> [SUPPLIED DATA]
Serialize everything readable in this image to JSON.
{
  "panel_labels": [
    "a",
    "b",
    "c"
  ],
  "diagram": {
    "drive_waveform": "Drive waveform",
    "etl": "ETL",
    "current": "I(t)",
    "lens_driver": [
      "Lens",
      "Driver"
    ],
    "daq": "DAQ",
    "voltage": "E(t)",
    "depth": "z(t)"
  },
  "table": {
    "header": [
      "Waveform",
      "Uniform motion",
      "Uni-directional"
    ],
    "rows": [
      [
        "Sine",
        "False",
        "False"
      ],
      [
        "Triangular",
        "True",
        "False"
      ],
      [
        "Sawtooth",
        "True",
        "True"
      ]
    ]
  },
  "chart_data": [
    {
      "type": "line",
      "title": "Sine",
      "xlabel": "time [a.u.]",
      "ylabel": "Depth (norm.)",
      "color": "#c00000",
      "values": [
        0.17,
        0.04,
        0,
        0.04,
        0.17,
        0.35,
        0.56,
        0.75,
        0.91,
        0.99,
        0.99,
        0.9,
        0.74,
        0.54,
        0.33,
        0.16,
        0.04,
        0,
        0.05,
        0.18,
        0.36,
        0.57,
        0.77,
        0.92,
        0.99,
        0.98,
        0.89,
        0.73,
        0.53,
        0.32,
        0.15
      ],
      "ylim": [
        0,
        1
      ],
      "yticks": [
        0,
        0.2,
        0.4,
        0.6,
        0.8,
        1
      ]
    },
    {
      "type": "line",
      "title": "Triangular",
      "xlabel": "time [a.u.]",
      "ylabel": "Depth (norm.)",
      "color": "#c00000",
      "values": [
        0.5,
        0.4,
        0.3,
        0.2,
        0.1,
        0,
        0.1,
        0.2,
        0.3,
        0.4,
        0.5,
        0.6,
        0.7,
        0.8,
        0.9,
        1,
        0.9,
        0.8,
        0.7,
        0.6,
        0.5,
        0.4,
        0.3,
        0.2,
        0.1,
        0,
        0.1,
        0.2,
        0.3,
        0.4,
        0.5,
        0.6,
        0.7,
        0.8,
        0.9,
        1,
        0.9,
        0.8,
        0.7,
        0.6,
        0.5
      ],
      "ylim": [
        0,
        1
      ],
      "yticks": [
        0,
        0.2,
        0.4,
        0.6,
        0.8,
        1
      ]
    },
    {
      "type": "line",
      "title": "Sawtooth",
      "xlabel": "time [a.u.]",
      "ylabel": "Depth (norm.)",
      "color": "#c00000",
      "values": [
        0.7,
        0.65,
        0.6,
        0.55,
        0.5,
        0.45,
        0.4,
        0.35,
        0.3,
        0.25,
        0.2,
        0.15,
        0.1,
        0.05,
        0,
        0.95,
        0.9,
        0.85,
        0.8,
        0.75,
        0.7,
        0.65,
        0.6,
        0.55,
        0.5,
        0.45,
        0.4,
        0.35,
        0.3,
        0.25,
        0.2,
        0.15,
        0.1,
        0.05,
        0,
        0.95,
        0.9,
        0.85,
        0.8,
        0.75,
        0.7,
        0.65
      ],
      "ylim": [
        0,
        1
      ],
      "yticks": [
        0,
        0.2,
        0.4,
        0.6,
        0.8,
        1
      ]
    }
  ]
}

> [BRIEF]
Each line of the listing above should be output exactly.

> [EXPECTED OUTPUT]
Serialize everything readable in this image to JSON.
{
  "panel_labels": [
    "a",
    "b",
    "c"
  ],
  "diagram": {
    "drive_waveform": "Drive waveform",
    "etl": "ETL",
    "current": "I(t)",
    "lens_driver": [
      "Lens",
      "Driver"
    ],
    "daq": "DAQ",
    "voltage": "E(t)",
    "depth": "z(t)"
  },
  "table": {
    "header": [
      "Waveform",
      "Uniform motion",
      "Uni-directional"
    ],
    "rows": [
      [
        "Sine",
        "False",
        "False"
      ],
      [
        "Triangular",
        "True",
        "False"
      ],
      [
        "Sawtooth",
        "True",
        "True"
      ]
    ]
  },
  "chart_data": [
    {
      "type": "line",
      "title": "Sine",
      "xlabel": "time [a.u.]",
      "ylabel": "Depth (norm.)",
      "color": "#c00000",
      "values": [
        0.17,
        0.04,
        0,
        0.04,
        0.17,
        0.35,
        0.56,
        0.75,
        0.91,
        0.99,
        0.99,
        0.9,
        0.74,
        0.54,
        0.33,
        0.16,
        0.04,
        0,
        0.05,
        0.18,
        0.36,
        0.57,
        0.77,
        0.92,
        0.99,
        0.98,
        0.89,
        0.73,
        0.53,
        0.32,
        0.15
      ],
      "ylim": [
        0,
        1
      ],
      "yticks": [
        0,
        0.2,
        0.4,
        0.6,
        0.8,
        1
      ]
    },
    {
      "type": "line",
      "title": "Triangular",
      "xlabel": "time [a.u.]",
      "ylabel": "Depth (norm.)",
      "color": "#c00000",
      "values": [
        0.5,
        0.4,
        0.3,
        0.2,
        0.1,
        0,
        0.1,
        0.2,
        0.3,
        0.4,
        0.5,
        0.6,
        0.7,
        0.8,
        0.9,
        1,
        0.9,
        0.8,
        0.7,
        0.6,
        0.5,
        0.4,
        0.3,
        0.2,
        0.1,
        0,
        0.1,
        0.2,
        0.3,
        0.4,
        0.5,
        0.6,
        0.7,
        0.8,
        0.9,
        1,
        0.9,
        0.8,
        0.7,
        0.6,
        0.5
      ],
      "ylim": [
        0,
        1
      ],
      "yticks": [
        0,
        0.2,
        0.4,
        0.6,
        0.8,
        1
      ]
    },
    {
      "type": "line",
      "title": "Sawtooth",
      "xlabel": "time [a.u.]",
      "ylabel": "Depth (norm.)",
      "color": "#c00000",
      "values": [
        0.7,
        0.65,
        0.6,
        0.55,
        0.5,
        0.45,
        0.4,
        0.35,
        0.3,
        0.25,
        0.2,
        0.15,
        0.1,
        0.05,
        0,
        0.95,
        0.9,
        0.85,
        0.8,
        0.75,
        0.7,
        0.65,
        0.6,
        0.55,
        0.5,
        0.45,
        0.4,
        0.35,
        0.3,
        0.25,
        0.2,
        0.15,
        0.1,
        0.05,
        0,
        0.95,
        0.9,
        0.85,
        0.8,
        0.75,
        0.7,
        0.65
      ],
      "ylim": [
        0,
        1
      ],
      "yticks": [
        0,
        0.2,
        0.4,
        0.6,
        0.8,
        1
      ]
    }
  ]
}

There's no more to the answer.